→ EXERCISE TASK
Reproduce, character for character, every entry from the line containing "place-label-hor: Hor: [492, 657, 518, 674]" down to the line containing "walk-icon: [257, 173, 270, 196]", including both of those lines.

RECORDS FOR THIS EXERCISE start

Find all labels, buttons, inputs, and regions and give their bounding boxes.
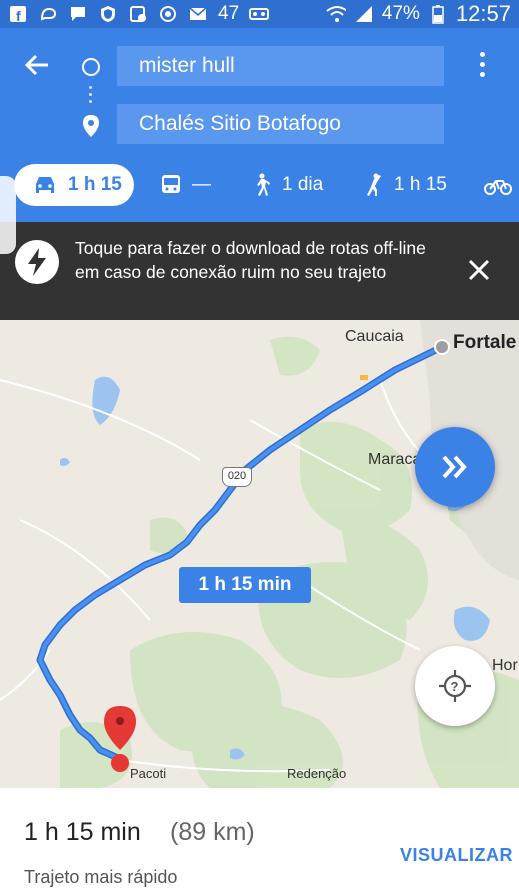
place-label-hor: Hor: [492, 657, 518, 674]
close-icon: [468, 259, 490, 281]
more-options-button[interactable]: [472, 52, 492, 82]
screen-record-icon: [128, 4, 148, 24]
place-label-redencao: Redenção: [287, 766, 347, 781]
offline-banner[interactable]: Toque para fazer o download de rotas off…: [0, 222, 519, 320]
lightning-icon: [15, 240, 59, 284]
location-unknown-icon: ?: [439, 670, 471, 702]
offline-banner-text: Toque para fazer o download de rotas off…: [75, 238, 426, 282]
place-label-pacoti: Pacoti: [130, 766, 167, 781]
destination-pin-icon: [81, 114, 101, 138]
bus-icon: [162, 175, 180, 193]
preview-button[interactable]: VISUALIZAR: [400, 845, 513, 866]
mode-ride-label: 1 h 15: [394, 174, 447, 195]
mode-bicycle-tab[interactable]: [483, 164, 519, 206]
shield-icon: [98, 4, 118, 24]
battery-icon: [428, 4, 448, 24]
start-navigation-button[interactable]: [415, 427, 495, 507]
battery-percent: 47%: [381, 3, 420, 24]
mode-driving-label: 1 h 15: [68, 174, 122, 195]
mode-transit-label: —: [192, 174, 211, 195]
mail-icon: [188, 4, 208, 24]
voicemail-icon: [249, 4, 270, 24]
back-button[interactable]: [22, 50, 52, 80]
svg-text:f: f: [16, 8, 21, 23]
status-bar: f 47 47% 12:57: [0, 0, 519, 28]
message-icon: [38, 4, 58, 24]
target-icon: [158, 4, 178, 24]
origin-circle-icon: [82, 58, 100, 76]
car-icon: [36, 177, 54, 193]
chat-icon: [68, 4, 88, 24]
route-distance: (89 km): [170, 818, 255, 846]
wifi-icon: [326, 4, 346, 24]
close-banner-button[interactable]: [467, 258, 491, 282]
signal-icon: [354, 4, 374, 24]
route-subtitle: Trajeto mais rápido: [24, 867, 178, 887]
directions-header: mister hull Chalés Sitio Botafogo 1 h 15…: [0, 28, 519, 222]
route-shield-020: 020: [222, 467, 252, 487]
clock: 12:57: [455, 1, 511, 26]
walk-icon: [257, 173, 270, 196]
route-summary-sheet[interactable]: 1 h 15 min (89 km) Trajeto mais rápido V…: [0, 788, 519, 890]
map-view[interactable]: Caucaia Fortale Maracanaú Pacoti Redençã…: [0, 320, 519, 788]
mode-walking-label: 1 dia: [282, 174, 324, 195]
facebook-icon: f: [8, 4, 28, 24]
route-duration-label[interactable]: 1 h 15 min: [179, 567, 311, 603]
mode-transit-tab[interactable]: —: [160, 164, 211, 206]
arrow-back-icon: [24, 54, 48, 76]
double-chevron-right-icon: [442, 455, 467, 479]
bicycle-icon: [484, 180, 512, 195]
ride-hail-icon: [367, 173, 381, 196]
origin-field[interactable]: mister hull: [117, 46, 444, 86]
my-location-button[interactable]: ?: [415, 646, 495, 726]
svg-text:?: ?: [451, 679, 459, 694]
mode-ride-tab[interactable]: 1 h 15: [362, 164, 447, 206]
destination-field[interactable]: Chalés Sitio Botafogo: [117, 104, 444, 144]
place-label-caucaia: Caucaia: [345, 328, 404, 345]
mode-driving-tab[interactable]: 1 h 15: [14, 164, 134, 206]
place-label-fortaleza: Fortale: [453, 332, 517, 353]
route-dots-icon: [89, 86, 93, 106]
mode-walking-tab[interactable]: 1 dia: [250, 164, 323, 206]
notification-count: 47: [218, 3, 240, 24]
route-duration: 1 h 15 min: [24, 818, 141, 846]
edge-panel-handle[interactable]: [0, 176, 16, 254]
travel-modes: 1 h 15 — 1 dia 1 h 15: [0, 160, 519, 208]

RECORDS FOR THIS EXERCISE end
RECORDS FOR THIS EXERCISE start

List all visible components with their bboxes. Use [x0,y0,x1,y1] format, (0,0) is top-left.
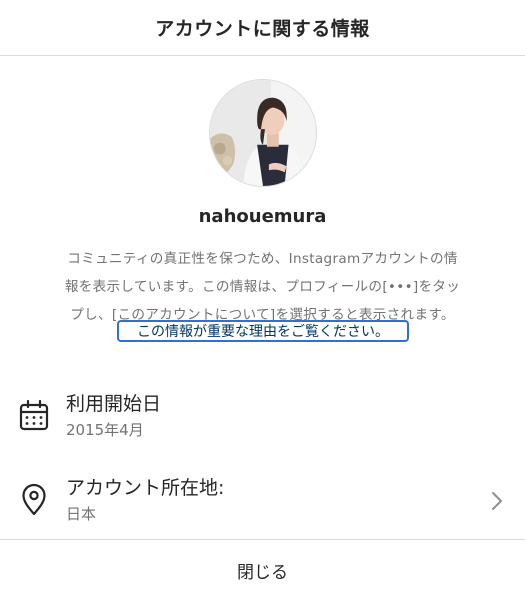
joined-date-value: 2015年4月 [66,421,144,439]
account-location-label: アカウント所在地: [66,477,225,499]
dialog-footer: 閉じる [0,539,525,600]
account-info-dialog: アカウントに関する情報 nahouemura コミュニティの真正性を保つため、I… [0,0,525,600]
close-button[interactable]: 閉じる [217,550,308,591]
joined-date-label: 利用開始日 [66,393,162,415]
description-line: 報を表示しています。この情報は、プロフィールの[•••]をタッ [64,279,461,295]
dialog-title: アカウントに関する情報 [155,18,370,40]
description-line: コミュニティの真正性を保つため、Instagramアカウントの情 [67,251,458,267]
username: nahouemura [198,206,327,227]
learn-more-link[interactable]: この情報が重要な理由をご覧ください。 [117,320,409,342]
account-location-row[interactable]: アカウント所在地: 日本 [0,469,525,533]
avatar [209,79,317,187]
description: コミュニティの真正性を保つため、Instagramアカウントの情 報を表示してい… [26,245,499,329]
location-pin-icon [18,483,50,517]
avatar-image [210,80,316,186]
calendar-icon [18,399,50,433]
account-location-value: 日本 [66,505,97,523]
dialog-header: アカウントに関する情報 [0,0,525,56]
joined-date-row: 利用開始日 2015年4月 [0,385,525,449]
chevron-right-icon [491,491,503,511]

RECORDS FOR THIS EXERCISE end

→ COMPLETE OUTPUT
place-label-hor: Hor: [492, 657, 518, 674]
close-icon: [468, 259, 490, 281]
more-options-button[interactable]: [472, 52, 492, 82]
screen-record-icon: [128, 4, 148, 24]
place-label-redencao: Redenção: [287, 766, 347, 781]
offline-banner[interactable]: Toque para fazer o download de rotas off…: [0, 222, 519, 320]
lightning-icon: [15, 240, 59, 284]
location-unknown-icon: ?: [439, 670, 471, 702]
offline-banner-text: Toque para fazer o download de rotas off…: [75, 238, 426, 282]
place-label-pacoti: Pacoti: [130, 766, 167, 781]
destination-pin-icon: [81, 114, 101, 138]
bus-icon: [162, 175, 180, 193]
preview-button[interactable]: VISUALIZAR: [400, 845, 513, 866]
mode-ride-label: 1 h 15: [394, 174, 447, 195]
mode-bicycle-tab[interactable]: [483, 164, 519, 206]
shield-icon: [98, 4, 118, 24]
battery-icon: [428, 4, 448, 24]
start-navigation-button[interactable]: [415, 427, 495, 507]
battery-percent: 47%: [381, 3, 420, 24]
mode-driving-label: 1 h 15: [68, 174, 122, 195]
mode-transit-label: —: [192, 174, 211, 195]
mail-icon: [188, 4, 208, 24]
voicemail-icon: [249, 4, 270, 24]
back-button[interactable]: [22, 50, 52, 80]
svg-text:f: f: [16, 8, 21, 23]
status-bar: f 47 47% 12:57: [0, 0, 519, 28]
message-icon: [38, 4, 58, 24]
target-icon: [158, 4, 178, 24]
origin-circle-icon: [82, 58, 100, 76]
car-icon: [36, 177, 54, 193]
chat-icon: [68, 4, 88, 24]
route-distance: (89 km): [170, 818, 255, 846]
wifi-icon: [326, 4, 346, 24]
close-banner-button[interactable]: [467, 258, 491, 282]
signal-icon: [354, 4, 374, 24]
route-subtitle: Trajeto mais rápido: [24, 867, 178, 887]
directions-header: mister hull Chalés Sitio Botafogo 1 h 15…: [0, 28, 519, 222]
route-shield-020: 020: [222, 467, 252, 487]
clock: 12:57: [455, 1, 511, 26]
walk-icon: [257, 173, 270, 196]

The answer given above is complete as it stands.